— start of Supplied material —
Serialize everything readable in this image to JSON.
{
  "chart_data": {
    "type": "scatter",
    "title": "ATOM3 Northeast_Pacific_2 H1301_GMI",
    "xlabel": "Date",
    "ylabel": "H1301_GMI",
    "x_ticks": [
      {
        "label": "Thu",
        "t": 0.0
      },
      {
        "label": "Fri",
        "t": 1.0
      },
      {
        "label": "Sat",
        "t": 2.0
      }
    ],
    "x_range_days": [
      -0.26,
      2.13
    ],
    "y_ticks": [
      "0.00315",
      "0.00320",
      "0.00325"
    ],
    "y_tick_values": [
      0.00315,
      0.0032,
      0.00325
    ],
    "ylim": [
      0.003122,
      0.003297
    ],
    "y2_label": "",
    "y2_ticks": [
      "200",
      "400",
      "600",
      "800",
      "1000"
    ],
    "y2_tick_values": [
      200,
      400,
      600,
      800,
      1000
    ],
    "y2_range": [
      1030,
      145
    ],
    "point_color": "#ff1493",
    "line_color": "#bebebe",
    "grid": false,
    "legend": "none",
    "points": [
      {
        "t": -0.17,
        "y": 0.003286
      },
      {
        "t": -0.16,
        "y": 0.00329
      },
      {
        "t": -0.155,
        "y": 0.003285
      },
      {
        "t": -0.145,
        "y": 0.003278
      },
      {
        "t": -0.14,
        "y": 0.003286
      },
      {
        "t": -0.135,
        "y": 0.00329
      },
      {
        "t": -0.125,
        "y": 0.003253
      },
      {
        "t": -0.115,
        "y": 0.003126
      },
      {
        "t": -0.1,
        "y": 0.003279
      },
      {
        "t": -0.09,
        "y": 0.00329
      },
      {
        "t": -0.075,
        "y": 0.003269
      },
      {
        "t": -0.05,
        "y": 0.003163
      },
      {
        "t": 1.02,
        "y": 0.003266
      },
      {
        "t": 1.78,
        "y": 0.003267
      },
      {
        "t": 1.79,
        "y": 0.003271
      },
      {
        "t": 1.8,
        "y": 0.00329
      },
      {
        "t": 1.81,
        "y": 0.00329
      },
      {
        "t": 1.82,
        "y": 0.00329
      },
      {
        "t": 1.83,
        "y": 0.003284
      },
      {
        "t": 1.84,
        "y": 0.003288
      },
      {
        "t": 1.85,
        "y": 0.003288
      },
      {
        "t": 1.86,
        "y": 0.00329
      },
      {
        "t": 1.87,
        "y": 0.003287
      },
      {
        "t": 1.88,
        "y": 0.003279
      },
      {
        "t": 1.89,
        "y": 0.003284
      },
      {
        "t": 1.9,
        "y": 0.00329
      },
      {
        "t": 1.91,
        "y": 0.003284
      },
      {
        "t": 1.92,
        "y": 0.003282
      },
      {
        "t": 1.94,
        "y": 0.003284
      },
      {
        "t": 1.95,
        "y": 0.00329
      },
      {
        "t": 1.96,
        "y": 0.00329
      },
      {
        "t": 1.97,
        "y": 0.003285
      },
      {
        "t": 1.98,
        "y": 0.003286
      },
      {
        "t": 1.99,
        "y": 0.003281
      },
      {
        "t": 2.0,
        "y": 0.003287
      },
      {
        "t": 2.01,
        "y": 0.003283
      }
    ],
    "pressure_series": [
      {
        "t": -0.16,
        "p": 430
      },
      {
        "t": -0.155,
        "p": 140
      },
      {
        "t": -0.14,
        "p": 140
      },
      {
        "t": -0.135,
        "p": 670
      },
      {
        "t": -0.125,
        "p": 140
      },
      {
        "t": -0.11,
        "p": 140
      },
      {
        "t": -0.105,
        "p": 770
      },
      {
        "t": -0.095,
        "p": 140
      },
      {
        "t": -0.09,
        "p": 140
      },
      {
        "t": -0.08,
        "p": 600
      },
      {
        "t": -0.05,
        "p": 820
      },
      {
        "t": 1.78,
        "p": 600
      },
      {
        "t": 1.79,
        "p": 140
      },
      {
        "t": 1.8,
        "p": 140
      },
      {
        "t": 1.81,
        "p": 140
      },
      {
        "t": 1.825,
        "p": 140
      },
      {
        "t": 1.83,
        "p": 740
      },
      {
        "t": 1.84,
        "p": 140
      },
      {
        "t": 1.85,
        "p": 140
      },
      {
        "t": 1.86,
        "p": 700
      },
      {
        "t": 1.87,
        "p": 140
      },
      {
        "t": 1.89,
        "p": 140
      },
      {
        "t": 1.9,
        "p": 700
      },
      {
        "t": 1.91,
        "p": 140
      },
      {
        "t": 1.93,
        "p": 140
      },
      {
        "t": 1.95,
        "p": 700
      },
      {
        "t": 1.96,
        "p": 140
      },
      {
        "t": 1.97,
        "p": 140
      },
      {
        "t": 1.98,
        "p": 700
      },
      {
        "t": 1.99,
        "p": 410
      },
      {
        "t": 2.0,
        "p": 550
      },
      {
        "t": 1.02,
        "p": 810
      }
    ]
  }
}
— end of Supplied material —
Task brief: All of the data needs to be printed once more, exactly.

Solution for this problem:
Serialize everything readable in this image to JSON.
{
  "chart_data": {
    "type": "scatter",
    "title": "ATOM3 Northeast_Pacific_2 H1301_GMI",
    "xlabel": "Date",
    "ylabel": "H1301_GMI",
    "x_ticks": [
      {
        "label": "Thu",
        "t": 0.0
      },
      {
        "label": "Fri",
        "t": 1.0
      },
      {
        "label": "Sat",
        "t": 2.0
      }
    ],
    "x_range_days": [
      -0.26,
      2.13
    ],
    "y_ticks": [
      "0.00315",
      "0.00320",
      "0.00325"
    ],
    "y_tick_values": [
      0.00315,
      0.0032,
      0.00325
    ],
    "ylim": [
      0.003122,
      0.003297
    ],
    "y2_label": "",
    "y2_ticks": [
      "200",
      "400",
      "600",
      "800",
      "1000"
    ],
    "y2_tick_values": [
      200,
      400,
      600,
      800,
      1000
    ],
    "y2_range": [
      1030,
      145
    ],
    "point_color": "#ff1493",
    "line_color": "#bebebe",
    "grid": false,
    "legend": "none",
    "points": [
      {
        "t": -0.17,
        "y": 0.003286
      },
      {
        "t": -0.16,
        "y": 0.00329
      },
      {
        "t": -0.155,
        "y": 0.003285
      },
      {
        "t": -0.145,
        "y": 0.003278
      },
      {
        "t": -0.14,
        "y": 0.003286
      },
      {
        "t": -0.135,
        "y": 0.00329
      },
      {
        "t": -0.125,
        "y": 0.003253
      },
      {
        "t": -0.115,
        "y": 0.003126
      },
      {
        "t": -0.1,
        "y": 0.003279
      },
      {
        "t": -0.09,
        "y": 0.00329
      },
      {
        "t": -0.075,
        "y": 0.003269
      },
      {
        "t": -0.05,
        "y": 0.003163
      },
      {
        "t": 1.02,
        "y": 0.003266
      },
      {
        "t": 1.78,
        "y": 0.003267
      },
      {
        "t": 1.79,
        "y": 0.003271
      },
      {
        "t": 1.8,
        "y": 0.00329
      },
      {
        "t": 1.81,
        "y": 0.00329
      },
      {
        "t": 1.82,
        "y": 0.00329
      },
      {
        "t": 1.83,
        "y": 0.003284
      },
      {
        "t": 1.84,
        "y": 0.003288
      },
      {
        "t": 1.85,
        "y": 0.003288
      },
      {
        "t": 1.86,
        "y": 0.00329
      },
      {
        "t": 1.87,
        "y": 0.003287
      },
      {
        "t": 1.88,
        "y": 0.003279
      },
      {
        "t": 1.89,
        "y": 0.003284
      },
      {
        "t": 1.9,
        "y": 0.00329
      },
      {
        "t": 1.91,
        "y": 0.003284
      },
      {
        "t": 1.92,
        "y": 0.003282
      },
      {
        "t": 1.94,
        "y": 0.003284
      },
      {
        "t": 1.95,
        "y": 0.00329
      },
      {
        "t": 1.96,
        "y": 0.00329
      },
      {
        "t": 1.97,
        "y": 0.003285
      },
      {
        "t": 1.98,
        "y": 0.003286
      },
      {
        "t": 1.99,
        "y": 0.003281
      },
      {
        "t": 2.0,
        "y": 0.003287
      },
      {
        "t": 2.01,
        "y": 0.003283
      }
    ],
    "pressure_series": [
      {
        "t": -0.16,
        "p": 430
      },
      {
        "t": -0.155,
        "p": 140
      },
      {
        "t": -0.14,
        "p": 140
      },
      {
        "t": -0.135,
        "p": 670
      },
      {
        "t": -0.125,
        "p": 140
      },
      {
        "t": -0.11,
        "p": 140
      },
      {
        "t": -0.105,
        "p": 770
      },
      {
        "t": -0.095,
        "p": 140
      },
      {
        "t": -0.09,
        "p": 140
      },
      {
        "t": -0.08,
        "p": 600
      },
      {
        "t": -0.05,
        "p": 820
      },
      {
        "t": 1.78,
        "p": 600
      },
      {
        "t": 1.79,
        "p": 140
      },
      {
        "t": 1.8,
        "p": 140
      },
      {
        "t": 1.81,
        "p": 140
      },
      {
        "t": 1.825,
        "p": 140
      },
      {
        "t": 1.83,
        "p": 740
      },
      {
        "t": 1.84,
        "p": 140
      },
      {
        "t": 1.85,
        "p": 140
      },
      {
        "t": 1.86,
        "p": 700
      },
      {
        "t": 1.87,
        "p": 140
      },
      {
        "t": 1.89,
        "p": 140
      },
      {
        "t": 1.9,
        "p": 700
      },
      {
        "t": 1.91,
        "p": 140
      },
      {
        "t": 1.93,
        "p": 140
      },
      {
        "t": 1.95,
        "p": 700
      },
      {
        "t": 1.96,
        "p": 140
      },
      {
        "t": 1.97,
        "p": 140
      },
      {
        "t": 1.98,
        "p": 700
      },
      {
        "t": 1.99,
        "p": 410
      },
      {
        "t": 2.0,
        "p": 550
      },
      {
        "t": 1.02,
        "p": 810
      }
    ]
  }
}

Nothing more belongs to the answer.